--- start ---

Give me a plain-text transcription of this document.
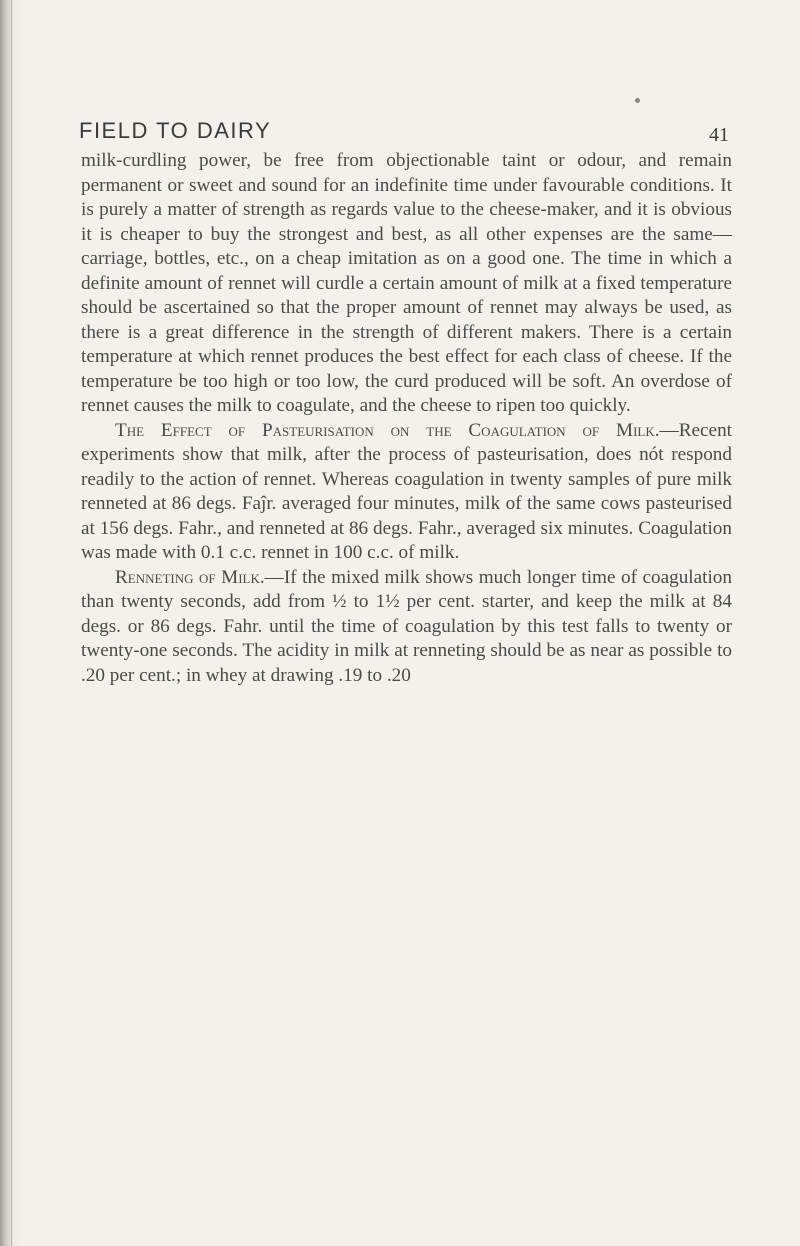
FIELD TO DAIRY	41

milk-curdling power, be free from objectionable taint or odour, and remain permanent or sweet and sound for an indefinite time under favourable conditions. It is purely a matter of strength as regards value to the cheese-maker, and it is obvious it is cheaper to buy the strongest and best, as all other expenses are the same—carriage, bottles, etc., on a cheap imitation as on a good one. The time in which a definite amount of rennet will curdle a certain amount of milk at a fixed temperature should be ascertained so that the proper amount of rennet may always be used, as there is a great difference in the strength of different makers. There is a certain temperature at which rennet produces the best effect for each class of cheese. If the temperature be too high or too low, the curd produced will be soft. An overdose of rennet causes the milk to coagulate, and the cheese to ripen too quickly.

The Effect of Pasteurisation on the Coagulation of Milk.—Recent experiments show that milk, after the process of pasteurisation, does nót respond readily to the action of rennet. Whereas coagulation in twenty samples of pure milk renneted at 86 degs. Faĵr. averaged four minutes, milk of the same cows pasteurised at 156 degs. Fahr., and renneted at 86 degs. Fahr., averaged six minutes. Coagulation was made with 0.1 c.c. rennet in 100 c.c. of milk.

Renneting of Milk.—If the mixed milk shows much longer time of coagulation than twenty seconds, add from ½ to 1½ per cent. starter, and keep the milk at 84 degs. or 86 degs. Fahr. until the time of coagulation by this test falls to twenty or twenty-one seconds. The acidity in milk at renneting should be as near as possible to .20 per cent.; in whey at drawing .19 to .20
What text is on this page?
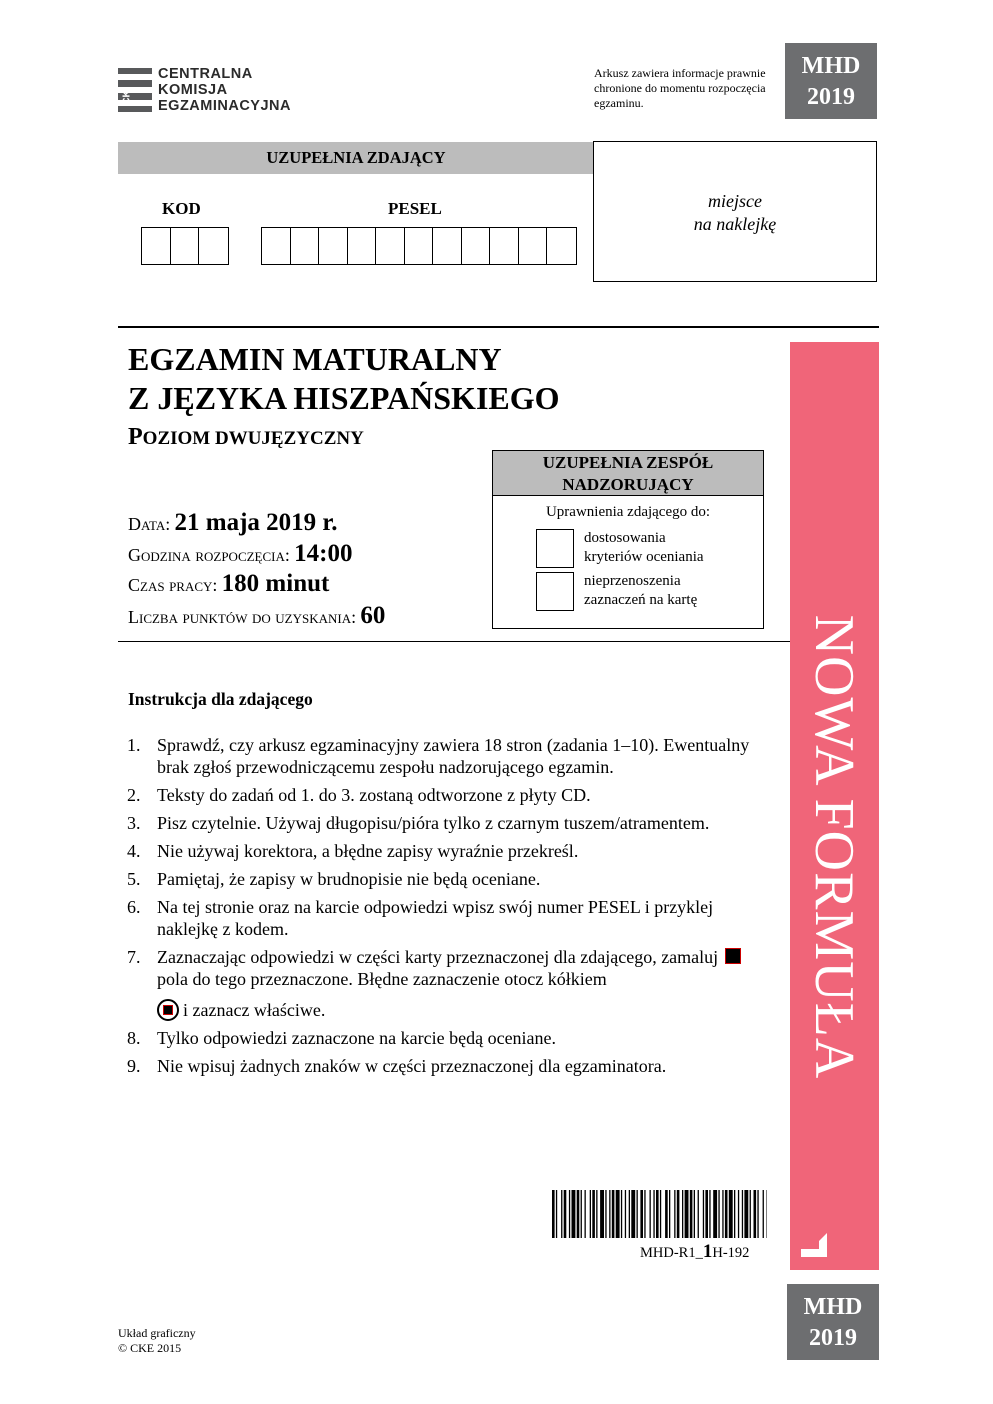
CK
CENTRALNA
KOMISJA
EGZAMINACYJNA
Arkusz zawiera informacje prawnie chronione do momentu rozpoczęcia egzaminu.
MHD
2019
UZUPEŁNIA ZDAJĄCY
KOD	PESEL	miejsce
na naklejkę
EGZAMIN MATURALNY
Z JĘZYKA HISZPAŃSKIEGO
POZIOM DWUJĘZYCZNY
NOWA FORMUŁA
UZUPEŁNIA ZESPÓŁ
NADZORUJĄCY
Uprawnienia zdającego do:
dostosowania
kryteriów oceniania
nieprzenoszenia
zaznaczeń na kartę
Data: 21 maja 2019 r.
Godzina rozpoczęcia: 14:00
Czas pracy: 180 minut
Liczba punktów do uzyskania: 60
Instrukcja dla zdającego
1. Sprawdź, czy arkusz egzaminacyjny zawiera 18 stron (zadania 1–10). Ewentualny brak zgłoś przewodniczącemu zespołu nadzorującego egzamin.
2. Teksty do zadań od 1. do 3. zostaną odtworzone z płyty CD.
3. Pisz czytelnie. Używaj długopisu/pióra tylko z czarnym tuszem/atramentem.
4. Nie używaj korektora, a błędne zapisy wyraźnie przekreśl.
5. Pamiętaj, że zapisy w brudnopisie nie będą oceniane.
6. Na tej stronie oraz na karcie odpowiedzi wpisz swój numer PESEL i przyklej naklejkę z kodem.
7. Zaznaczając odpowiedzi w części karty przeznaczonej dla zdającego, zamaluj pola do tego przeznaczone. Błędne zaznaczenie otocz kółkiem
i zaznacz właściwe.
8. Tylko odpowiedzi zaznaczone na karcie będą oceniane.
9. Nie wpisuj żadnych znaków w części przeznaczonej dla egzaminatora.
MHD-R1_1H-192
MHD
2019
Układ graficzny
© CKE 2015
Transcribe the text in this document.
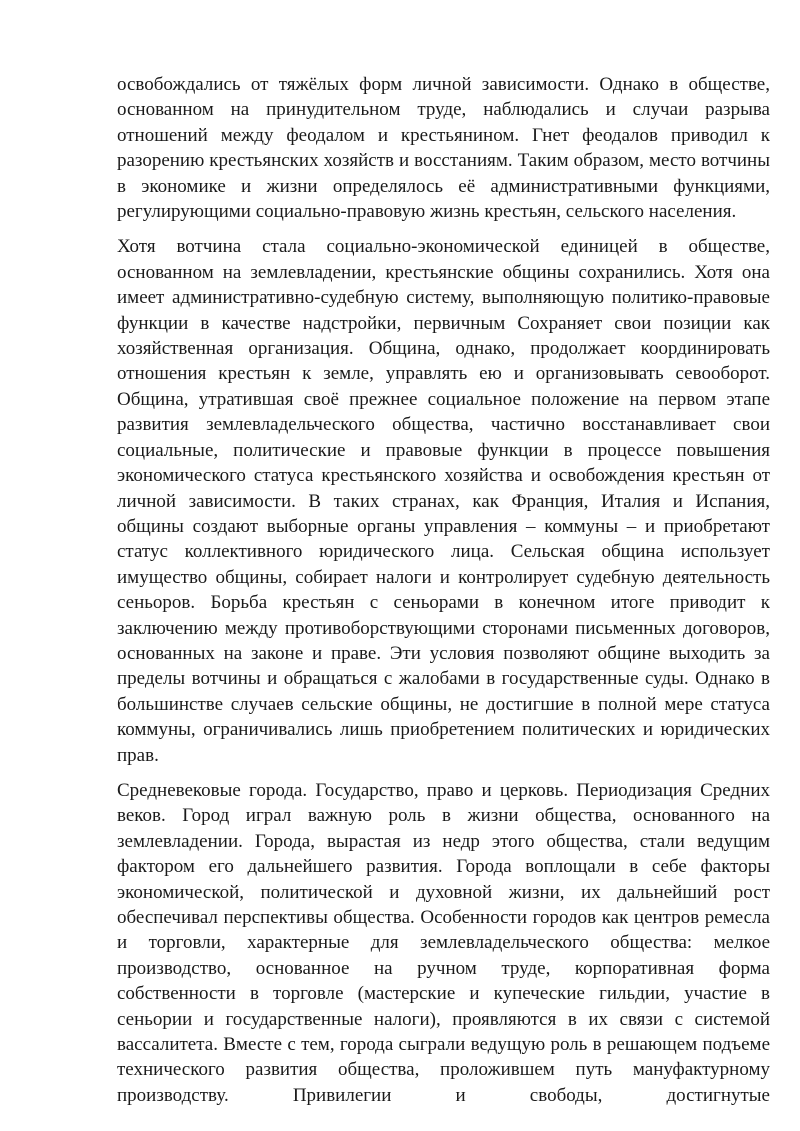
освобождались от тяжёлых форм личной зависимости. Однако в обществе, основанном на принудительном труде, наблюдались и случаи разрыва отношений между феодалом и крестьянином. Гнет феодалов приводил к разорению крестьянских хозяйств и восстаниям. Таким образом, место вотчины в экономике и жизни определялось её административными функциями, регулирующими социально-правовую жизнь крестьян, сельского населения.

Хотя вотчина стала социально-экономической единицей в обществе, основанном на землевладении, крестьянские общины сохранились. Хотя она имеет административно-судебную систему, выполняющую политико-правовые функции в качестве надстройки, первичным Сохраняет свои позиции как хозяйственная организация. Община, однако, продолжает координировать отношения крестьян к земле, управлять ею и организовывать севооборот. Община, утратившая своё прежнее социальное положение на первом этапе развития землевладельческого общества, частично восстанавливает свои социальные, политические и правовые функции в процессе повышения экономического статуса крестьянского хозяйства и освобождения крестьян от личной зависимости. В таких странах, как Франция, Италия и Испания, общины создают выборные органы управления – коммуны – и приобретают статус коллективного юридического лица. Сельская община использует имущество общины, собирает налоги и контролирует судебную деятельность сеньоров. Борьба крестьян с сеньорами в конечном итоге приводит к заключению между противоборствующими сторонами письменных договоров, основанных на законе и праве. Эти условия позволяют общине выходить за пределы вотчины и обращаться с жалобами в государственные суды. Однако в большинстве случаев сельские общины, не достигшие в полной мере статуса коммуны, ограничивались лишь приобретением политических и юридических прав.

Средневековые города. Государство, право и церковь. Периодизация Средних веков. Город играл важную роль в жизни общества, основанного на землевладении. Города, вырастая из недр этого общества, стали ведущим фактором его дальнейшего развития. Города воплощали в себе факторы экономической, политической и духовной жизни, их дальнейший рост обеспечивал перспективы общества. Особенности городов как центров ремесла и торговли, характерные для землевладельческого общества: мелкое производство, основанное на ручном труде, корпоративная форма собственности в торговле (мастерские и купеческие гильдии, участие в сеньории и государственные налоги), проявляются в их связи с системой вассалитета. Вместе с тем, города сыграли ведущую роль в решающем подъеме технического развития общества, проложившем путь мануфактурному производству. Привилегии и свободы, достигнутые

--- end ---

# [Challenge]
Repeat the material above verbatim, with no pictures in the output.

# [Answer below]
Give me a plain-text transcription of this document.
FIELD TO DAIRY	41

milk-curdling power, be free from objectionable taint or odour, and remain permanent or sweet and sound for an indefinite time under favourable conditions. It is purely a matter of strength as regards value to the cheese-maker, and it is obvious it is cheaper to buy the strongest and best, as all other expenses are the same—carriage, bottles, etc., on a cheap imitation as on a good one. The time in which a definite amount of rennet will curdle a certain amount of milk at a fixed temperature should be ascertained so that the proper amount of rennet may always be used, as there is a great difference in the strength of different makers. There is a certain temperature at which rennet produces the best effect for each class of cheese. If the temperature be too high or too low, the curd produced will be soft. An overdose of rennet causes the milk to coagulate, and the cheese to ripen too quickly.

The Effect of Pasteurisation on the Coagulation of Milk.—Recent experiments show that milk, after the process of pasteurisation, does nót respond readily to the action of rennet. Whereas coagulation in twenty samples of pure milk renneted at 86 degs. Faĵr. averaged four minutes, milk of the same cows pasteurised at 156 degs. Fahr., and renneted at 86 degs. Fahr., averaged six minutes. Coagulation was made with 0.1 c.c. rennet in 100 c.c. of milk.

Renneting of Milk.—If the mixed milk shows much longer time of coagulation than twenty seconds, add from ½ to 1½ per cent. starter, and keep the milk at 84 degs. or 86 degs. Fahr. until the time of coagulation by this test falls to twenty or twenty-one seconds. The acidity in milk at renneting should be as near as possible to .20 per cent.; in whey at drawing .19 to .20
What text is on this page?
CK
CENTRALNA
KOMISJA
EGZAMINACYJNA
Arkusz zawiera informacje prawnie chronione do momentu rozpoczęcia egzaminu.
MHD
2019
UZUPEŁNIA ZDAJĄCY
KOD	PESEL	miejsce
na naklejkę
EGZAMIN MATURALNY
Z JĘZYKA HISZPAŃSKIEGO
POZIOM DWUJĘZYCZNY
NOWA FORMUŁA
UZUPEŁNIA ZESPÓŁ
NADZORUJĄCY
Uprawnienia zdającego do:
dostosowania
kryteriów oceniania
nieprzenoszenia
zaznaczeń na kartę
Data: 21 maja 2019 r.
Godzina rozpoczęcia: 14:00
Czas pracy: 180 minut
Liczba punktów do uzyskania: 60
Instrukcja dla zdającego
1. Sprawdź, czy arkusz egzaminacyjny zawiera 18 stron (zadania 1–10). Ewentualny brak zgłoś przewodniczącemu zespołu nadzorującego egzamin.
2. Teksty do zadań od 1. do 3. zostaną odtworzone z płyty CD.
3. Pisz czytelnie. Używaj długopisu/pióra tylko z czarnym tuszem/atramentem.
4. Nie używaj korektora, a błędne zapisy wyraźnie przekreśl.
5. Pamiętaj, że zapisy w brudnopisie nie będą oceniane.
6. Na tej stronie oraz na karcie odpowiedzi wpisz swój numer PESEL i przyklej naklejkę z kodem.
7. Zaznaczając odpowiedzi w części karty przeznaczonej dla zdającego, zamaluj pola do tego przeznaczone. Błędne zaznaczenie otocz kółkiem
i zaznacz właściwe.
8. Tylko odpowiedzi zaznaczone na karcie będą oceniane.
9. Nie wpisuj żadnych znaków w części przeznaczonej dla egzaminatora.
MHD-R1_1H-192
MHD
2019
Układ graficzny
© CKE 2015
Transcribe the text in this document.
освобождались от тяжёлых форм личной зависимости. Однако в обществе, основанном на принудительном труде, наблюдались и случаи разрыва отношений между феодалом и крестьянином. Гнет феодалов приводил к разорению крестьянских хозяйств и восстаниям. Таким образом, место вотчины в экономике и жизни определялось её административными функциями, регулирующими социально-правовую жизнь крестьян, сельского населения.

Хотя вотчина стала социально-экономической единицей в обществе, основанном на землевладении, крестьянские общины сохранились. Хотя она имеет административно-судебную систему, выполняющую политико-правовые функции в качестве надстройки, первичным Сохраняет свои позиции как хозяйственная организация. Община, однако, продолжает координировать отношения крестьян к земле, управлять ею и организовывать севооборот. Община, утратившая своё прежнее социальное положение на первом этапе развития землевладельческого общества, частично восстанавливает свои социальные, политические и правовые функции в процессе повышения экономического статуса крестьянского хозяйства и освобождения крестьян от личной зависимости. В таких странах, как Франция, Италия и Испания, общины создают выборные органы управления – коммуны – и приобретают статус коллективного юридического лица. Сельская община использует имущество общины, собирает налоги и контролирует судебную деятельность сеньоров. Борьба крестьян с сеньорами в конечном итоге приводит к заключению между противоборствующими сторонами письменных договоров, основанных на законе и праве. Эти условия позволяют общине выходить за пределы вотчины и обращаться с жалобами в государственные суды. Однако в большинстве случаев сельские общины, не достигшие в полной мере статуса коммуны, ограничивались лишь приобретением политических и юридических прав.

Средневековые города. Государство, право и церковь. Периодизация Средних веков. Город играл важную роль в жизни общества, основанного на землевладении. Города, вырастая из недр этого общества, стали ведущим фактором его дальнейшего развития. Города воплощали в себе факторы экономической, политической и духовной жизни, их дальнейший рост обеспечивал перспективы общества. Особенности городов как центров ремесла и торговли, характерные для землевладельческого общества: мелкое производство, основанное на ручном труде, корпоративная форма собственности в торговле (мастерские и купеческие гильдии, участие в сеньории и государственные налоги), проявляются в их связи с системой вассалитета. Вместе с тем, города сыграли ведущую роль в решающем подъеме технического развития общества, проложившем путь мануфактурному производству. Привилегии и свободы, достигнутые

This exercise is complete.